■ WORK TO COMPLETE: Images do not belong in the copy. Retype all the entries below exactly.
━━ RAW DATA ━━
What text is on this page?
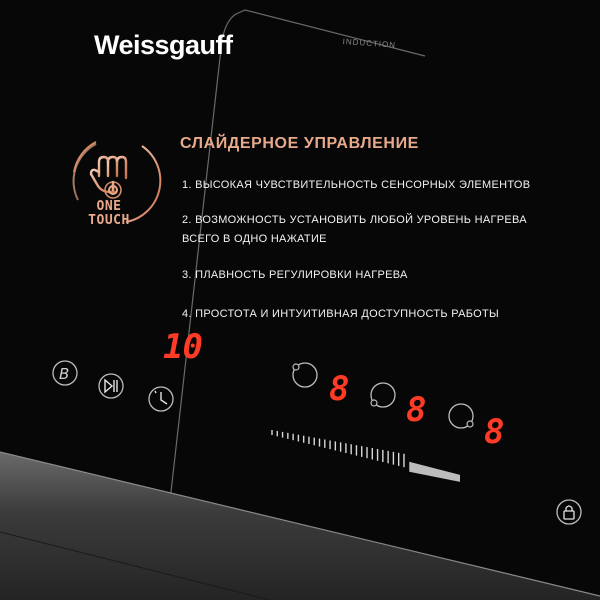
Weissgauff	INDUCTION
ONE
TOUCH
СЛАЙДЕРНОЕ УПРАВЛЕНИЕ
1. ВЫСОКАЯ ЧУВСТВИТЕЛЬНОСТЬ СЕНСОРНЫХ ЭЛЕМЕНТОВ
2. ВОЗМОЖНОСТЬ УСТАНОВИТЬ ЛЮБОЙ УРОВЕНЬ НАГРЕВА
ВСЕГО В ОДНО НАЖАТИЕ
3. ПЛАВНОСТЬ РЕГУЛИРОВКИ НАГРЕВА
4. ПРОСТОТА И ИНТУИТИВНАЯ ДОСТУПНОСТЬ РАБОТЫ
10
B	8
8
8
━━━
■ SOLUTION TO THE PROBLEM:
What text is on this page?
Weissgauff	INDUCTION
ONE
TOUCH
СЛАЙДЕРНОЕ УПРАВЛЕНИЕ
1. ВЫСОКАЯ ЧУВСТВИТЕЛЬНОСТЬ СЕНСОРНЫХ ЭЛЕМЕНТОВ
2. ВОЗМОЖНОСТЬ УСТАНОВИТЬ ЛЮБОЙ УРОВЕНЬ НАГРЕВА
ВСЕГО В ОДНО НАЖАТИЕ
3. ПЛАВНОСТЬ РЕГУЛИРОВКИ НАГРЕВА
4. ПРОСТОТА И ИНТУИТИВНАЯ ДОСТУПНОСТЬ РАБОТЫ
10
B	8
8
8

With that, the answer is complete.